--- Start of Records to process ---

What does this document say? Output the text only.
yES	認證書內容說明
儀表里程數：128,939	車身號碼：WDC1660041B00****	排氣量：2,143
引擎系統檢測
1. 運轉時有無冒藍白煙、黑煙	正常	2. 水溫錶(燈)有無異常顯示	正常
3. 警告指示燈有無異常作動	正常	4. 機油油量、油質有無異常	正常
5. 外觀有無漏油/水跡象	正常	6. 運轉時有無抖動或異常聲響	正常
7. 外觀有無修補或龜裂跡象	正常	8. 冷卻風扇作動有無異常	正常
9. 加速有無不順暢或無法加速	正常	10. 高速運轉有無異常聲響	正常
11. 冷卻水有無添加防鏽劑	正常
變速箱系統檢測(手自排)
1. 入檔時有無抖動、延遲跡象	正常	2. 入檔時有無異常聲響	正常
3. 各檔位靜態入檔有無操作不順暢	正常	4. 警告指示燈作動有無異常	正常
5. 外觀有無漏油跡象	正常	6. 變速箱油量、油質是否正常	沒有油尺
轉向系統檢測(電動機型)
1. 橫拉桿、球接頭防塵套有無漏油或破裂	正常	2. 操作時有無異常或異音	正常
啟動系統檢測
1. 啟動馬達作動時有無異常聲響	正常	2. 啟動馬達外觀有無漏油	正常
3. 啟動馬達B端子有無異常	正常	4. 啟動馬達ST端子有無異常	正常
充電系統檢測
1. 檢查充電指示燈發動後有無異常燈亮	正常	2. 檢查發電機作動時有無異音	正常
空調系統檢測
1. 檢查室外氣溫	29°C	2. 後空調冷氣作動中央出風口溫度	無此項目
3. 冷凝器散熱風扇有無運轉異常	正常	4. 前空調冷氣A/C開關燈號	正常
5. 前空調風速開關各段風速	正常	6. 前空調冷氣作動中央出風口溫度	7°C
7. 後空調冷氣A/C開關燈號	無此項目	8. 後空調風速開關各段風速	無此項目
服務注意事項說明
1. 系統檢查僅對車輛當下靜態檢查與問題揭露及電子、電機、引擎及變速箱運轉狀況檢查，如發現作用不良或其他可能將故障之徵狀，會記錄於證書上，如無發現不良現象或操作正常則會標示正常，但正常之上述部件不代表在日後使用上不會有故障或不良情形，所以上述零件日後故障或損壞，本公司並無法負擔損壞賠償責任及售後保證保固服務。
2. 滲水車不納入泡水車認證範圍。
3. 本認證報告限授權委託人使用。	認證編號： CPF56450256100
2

--- End of Records to process ---

(Task directions): Above are some records; extract every one of them exactly.

(Response to the task):
What does this document say? Output the text only.
yES	認證書內容說明
儀表里程數：128,939	車身號碼：WDC1660041B00****	排氣量：2,143
引擎系統檢測
1. 運轉時有無冒藍白煙、黑煙	正常	2. 水溫錶(燈)有無異常顯示	正常
3. 警告指示燈有無異常作動	正常	4. 機油油量、油質有無異常	正常
5. 外觀有無漏油/水跡象	正常	6. 運轉時有無抖動或異常聲響	正常
7. 外觀有無修補或龜裂跡象	正常	8. 冷卻風扇作動有無異常	正常
9. 加速有無不順暢或無法加速	正常	10. 高速運轉有無異常聲響	正常
11. 冷卻水有無添加防鏽劑	正常
變速箱系統檢測(手自排)
1. 入檔時有無抖動、延遲跡象	正常	2. 入檔時有無異常聲響	正常
3. 各檔位靜態入檔有無操作不順暢	正常	4. 警告指示燈作動有無異常	正常
5. 外觀有無漏油跡象	正常	6. 變速箱油量、油質是否正常	沒有油尺
轉向系統檢測(電動機型)
1. 橫拉桿、球接頭防塵套有無漏油或破裂	正常	2. 操作時有無異常或異音	正常
啟動系統檢測
1. 啟動馬達作動時有無異常聲響	正常	2. 啟動馬達外觀有無漏油	正常
3. 啟動馬達B端子有無異常	正常	4. 啟動馬達ST端子有無異常	正常
充電系統檢測
1. 檢查充電指示燈發動後有無異常燈亮	正常	2. 檢查發電機作動時有無異音	正常
空調系統檢測
1. 檢查室外氣溫	29°C	2. 後空調冷氣作動中央出風口溫度	無此項目
3. 冷凝器散熱風扇有無運轉異常	正常	4. 前空調冷氣A/C開關燈號	正常
5. 前空調風速開關各段風速	正常	6. 前空調冷氣作動中央出風口溫度	7°C
7. 後空調冷氣A/C開關燈號	無此項目	8. 後空調風速開關各段風速	無此項目
服務注意事項說明
1. 系統檢查僅對車輛當下靜態檢查與問題揭露及電子、電機、引擎及變速箱運轉狀況檢查，如發現作用不良或其他可能將故障之徵狀，會記錄於證書上，如無發現不良現象或操作正常則會標示正常，但正常之上述部件不代表在日後使用上不會有故障或不良情形，所以上述零件日後故障或損壞，本公司並無法負擔損壞賠償責任及售後保證保固服務。
2. 滲水車不納入泡水車認證範圍。
3. 本認證報告限授權委託人使用。	認證編號： CPF56450256100
2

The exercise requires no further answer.